(Information given):
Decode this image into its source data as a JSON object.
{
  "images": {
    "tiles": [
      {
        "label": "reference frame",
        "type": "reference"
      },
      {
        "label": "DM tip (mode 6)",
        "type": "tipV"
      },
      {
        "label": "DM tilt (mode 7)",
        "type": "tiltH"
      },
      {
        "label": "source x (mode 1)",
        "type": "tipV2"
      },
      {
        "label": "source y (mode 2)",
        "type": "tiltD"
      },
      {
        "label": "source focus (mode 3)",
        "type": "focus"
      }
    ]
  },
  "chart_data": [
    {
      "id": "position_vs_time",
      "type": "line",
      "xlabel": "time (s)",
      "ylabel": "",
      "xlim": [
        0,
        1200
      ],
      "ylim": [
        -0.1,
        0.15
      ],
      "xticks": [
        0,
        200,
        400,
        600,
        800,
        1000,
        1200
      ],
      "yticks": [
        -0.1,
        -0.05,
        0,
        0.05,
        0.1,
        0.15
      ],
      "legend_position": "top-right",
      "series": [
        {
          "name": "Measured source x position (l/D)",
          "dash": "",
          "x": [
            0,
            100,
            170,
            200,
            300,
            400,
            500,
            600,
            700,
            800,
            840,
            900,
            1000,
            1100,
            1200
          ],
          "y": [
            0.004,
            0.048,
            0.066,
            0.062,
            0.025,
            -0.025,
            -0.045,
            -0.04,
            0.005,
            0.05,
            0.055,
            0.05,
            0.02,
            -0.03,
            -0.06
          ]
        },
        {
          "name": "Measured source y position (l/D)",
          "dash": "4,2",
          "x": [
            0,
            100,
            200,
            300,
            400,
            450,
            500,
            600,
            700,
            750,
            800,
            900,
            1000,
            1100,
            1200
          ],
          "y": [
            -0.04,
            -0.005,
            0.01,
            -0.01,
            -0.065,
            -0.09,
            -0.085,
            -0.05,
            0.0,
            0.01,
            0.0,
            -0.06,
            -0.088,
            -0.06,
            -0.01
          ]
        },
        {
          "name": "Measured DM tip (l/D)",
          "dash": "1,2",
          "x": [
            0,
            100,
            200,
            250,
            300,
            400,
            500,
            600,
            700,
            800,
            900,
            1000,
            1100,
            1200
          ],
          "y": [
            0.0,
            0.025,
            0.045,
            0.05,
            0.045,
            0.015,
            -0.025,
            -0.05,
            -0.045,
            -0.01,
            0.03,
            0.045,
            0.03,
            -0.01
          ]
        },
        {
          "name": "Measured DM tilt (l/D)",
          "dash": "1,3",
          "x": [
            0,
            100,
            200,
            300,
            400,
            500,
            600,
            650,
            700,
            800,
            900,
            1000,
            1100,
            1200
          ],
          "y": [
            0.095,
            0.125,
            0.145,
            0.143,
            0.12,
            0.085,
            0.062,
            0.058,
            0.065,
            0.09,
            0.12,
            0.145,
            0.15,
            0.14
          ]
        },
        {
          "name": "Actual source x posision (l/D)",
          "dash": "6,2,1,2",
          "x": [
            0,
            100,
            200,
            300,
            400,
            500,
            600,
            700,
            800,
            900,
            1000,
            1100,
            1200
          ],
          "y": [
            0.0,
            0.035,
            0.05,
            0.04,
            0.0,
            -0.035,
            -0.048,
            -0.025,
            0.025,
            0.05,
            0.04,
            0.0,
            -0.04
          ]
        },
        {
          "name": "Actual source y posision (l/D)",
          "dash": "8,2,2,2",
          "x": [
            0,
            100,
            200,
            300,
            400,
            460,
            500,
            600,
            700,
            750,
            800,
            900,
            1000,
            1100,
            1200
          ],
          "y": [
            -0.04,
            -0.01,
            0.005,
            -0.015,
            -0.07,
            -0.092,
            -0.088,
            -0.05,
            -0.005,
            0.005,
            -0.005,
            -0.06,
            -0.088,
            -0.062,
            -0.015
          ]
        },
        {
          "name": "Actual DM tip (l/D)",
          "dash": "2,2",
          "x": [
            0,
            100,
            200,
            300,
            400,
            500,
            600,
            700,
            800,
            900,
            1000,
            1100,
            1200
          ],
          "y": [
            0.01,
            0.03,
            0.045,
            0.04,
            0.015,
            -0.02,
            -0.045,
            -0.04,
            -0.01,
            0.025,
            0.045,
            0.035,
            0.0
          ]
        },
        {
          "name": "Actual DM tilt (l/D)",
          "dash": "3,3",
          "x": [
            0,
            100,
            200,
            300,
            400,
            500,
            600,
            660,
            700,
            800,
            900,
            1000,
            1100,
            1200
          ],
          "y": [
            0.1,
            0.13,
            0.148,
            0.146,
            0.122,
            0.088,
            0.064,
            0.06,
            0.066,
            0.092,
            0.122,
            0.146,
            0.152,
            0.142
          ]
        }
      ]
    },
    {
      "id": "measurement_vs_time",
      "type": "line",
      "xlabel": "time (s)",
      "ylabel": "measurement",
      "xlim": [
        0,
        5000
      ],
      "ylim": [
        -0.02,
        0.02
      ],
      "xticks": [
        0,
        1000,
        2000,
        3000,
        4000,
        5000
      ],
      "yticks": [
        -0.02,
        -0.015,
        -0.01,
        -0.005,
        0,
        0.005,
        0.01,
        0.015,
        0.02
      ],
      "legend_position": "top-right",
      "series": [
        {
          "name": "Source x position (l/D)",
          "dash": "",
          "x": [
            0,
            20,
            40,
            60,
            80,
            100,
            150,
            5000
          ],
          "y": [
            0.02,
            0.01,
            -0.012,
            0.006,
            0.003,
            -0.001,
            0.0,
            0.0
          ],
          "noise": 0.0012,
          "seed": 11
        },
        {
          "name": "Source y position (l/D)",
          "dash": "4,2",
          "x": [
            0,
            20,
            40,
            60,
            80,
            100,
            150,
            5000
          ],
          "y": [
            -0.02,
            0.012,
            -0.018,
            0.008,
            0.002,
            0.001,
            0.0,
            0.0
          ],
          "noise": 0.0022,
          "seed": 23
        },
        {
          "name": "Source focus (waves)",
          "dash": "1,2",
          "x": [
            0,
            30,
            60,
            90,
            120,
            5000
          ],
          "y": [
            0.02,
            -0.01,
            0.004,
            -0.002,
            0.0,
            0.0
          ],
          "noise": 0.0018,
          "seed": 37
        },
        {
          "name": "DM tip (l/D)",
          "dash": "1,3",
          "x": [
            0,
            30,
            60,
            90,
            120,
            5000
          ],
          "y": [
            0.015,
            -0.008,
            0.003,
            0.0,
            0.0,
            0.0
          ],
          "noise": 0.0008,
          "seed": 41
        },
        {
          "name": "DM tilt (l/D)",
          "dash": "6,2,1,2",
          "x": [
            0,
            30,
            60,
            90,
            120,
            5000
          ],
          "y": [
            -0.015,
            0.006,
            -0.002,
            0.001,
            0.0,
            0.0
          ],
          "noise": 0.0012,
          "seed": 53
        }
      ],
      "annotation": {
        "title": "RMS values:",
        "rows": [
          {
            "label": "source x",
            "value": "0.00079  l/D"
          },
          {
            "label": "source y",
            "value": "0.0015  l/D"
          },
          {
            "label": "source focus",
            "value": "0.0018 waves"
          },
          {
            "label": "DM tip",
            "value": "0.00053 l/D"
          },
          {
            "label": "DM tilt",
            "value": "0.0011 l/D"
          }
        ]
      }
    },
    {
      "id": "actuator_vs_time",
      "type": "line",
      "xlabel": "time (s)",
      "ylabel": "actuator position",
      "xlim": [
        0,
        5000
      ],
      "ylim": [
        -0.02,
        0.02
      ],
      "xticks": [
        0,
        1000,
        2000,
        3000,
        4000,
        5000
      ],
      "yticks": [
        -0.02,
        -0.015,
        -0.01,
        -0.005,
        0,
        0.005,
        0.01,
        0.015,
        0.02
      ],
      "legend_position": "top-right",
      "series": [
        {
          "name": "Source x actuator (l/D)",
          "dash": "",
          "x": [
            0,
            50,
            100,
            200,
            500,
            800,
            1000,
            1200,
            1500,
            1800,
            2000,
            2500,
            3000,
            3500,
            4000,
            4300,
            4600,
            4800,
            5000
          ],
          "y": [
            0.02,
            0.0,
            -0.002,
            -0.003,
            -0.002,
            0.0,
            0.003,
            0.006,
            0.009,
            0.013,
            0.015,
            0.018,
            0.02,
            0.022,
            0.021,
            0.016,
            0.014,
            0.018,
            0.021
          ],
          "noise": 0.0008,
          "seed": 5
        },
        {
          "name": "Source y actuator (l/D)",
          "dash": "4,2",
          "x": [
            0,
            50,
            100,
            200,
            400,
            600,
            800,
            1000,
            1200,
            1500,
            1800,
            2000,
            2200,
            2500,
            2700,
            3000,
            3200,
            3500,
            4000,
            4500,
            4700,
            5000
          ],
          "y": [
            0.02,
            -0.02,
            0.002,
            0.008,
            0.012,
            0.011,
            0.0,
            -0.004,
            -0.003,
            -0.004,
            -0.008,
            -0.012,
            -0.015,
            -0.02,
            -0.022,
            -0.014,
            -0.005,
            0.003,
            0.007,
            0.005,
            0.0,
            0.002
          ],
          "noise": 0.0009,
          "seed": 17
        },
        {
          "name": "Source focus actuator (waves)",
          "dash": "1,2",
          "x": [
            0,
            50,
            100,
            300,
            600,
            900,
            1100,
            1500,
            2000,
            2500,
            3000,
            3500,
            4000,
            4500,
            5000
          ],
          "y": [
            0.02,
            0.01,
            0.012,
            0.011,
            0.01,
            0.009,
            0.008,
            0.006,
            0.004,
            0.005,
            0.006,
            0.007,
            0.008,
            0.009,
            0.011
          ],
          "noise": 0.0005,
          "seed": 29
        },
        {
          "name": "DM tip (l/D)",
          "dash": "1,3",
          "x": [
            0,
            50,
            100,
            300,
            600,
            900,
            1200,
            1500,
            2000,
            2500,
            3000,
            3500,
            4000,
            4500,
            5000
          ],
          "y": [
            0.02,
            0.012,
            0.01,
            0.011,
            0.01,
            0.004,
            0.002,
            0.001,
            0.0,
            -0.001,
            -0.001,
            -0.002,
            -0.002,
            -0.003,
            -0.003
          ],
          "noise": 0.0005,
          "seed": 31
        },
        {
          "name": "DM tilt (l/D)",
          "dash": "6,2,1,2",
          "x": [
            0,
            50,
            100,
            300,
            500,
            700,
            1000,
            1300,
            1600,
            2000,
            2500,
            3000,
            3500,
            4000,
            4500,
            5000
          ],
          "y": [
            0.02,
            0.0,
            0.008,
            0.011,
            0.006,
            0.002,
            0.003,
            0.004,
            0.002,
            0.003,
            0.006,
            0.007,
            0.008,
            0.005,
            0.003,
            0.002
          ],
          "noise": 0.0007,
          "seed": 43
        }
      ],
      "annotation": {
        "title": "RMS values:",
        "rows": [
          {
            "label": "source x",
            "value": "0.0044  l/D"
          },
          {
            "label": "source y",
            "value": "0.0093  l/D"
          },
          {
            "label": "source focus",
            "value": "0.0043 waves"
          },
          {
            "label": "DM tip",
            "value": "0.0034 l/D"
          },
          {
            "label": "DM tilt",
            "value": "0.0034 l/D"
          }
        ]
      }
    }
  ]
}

(Task requirements): Search the records above for "posision". Copy each line where it is found.

(The output):
          "name": "Actual source x posision (l/D)",
          "name": "Actual source y posision (l/D)",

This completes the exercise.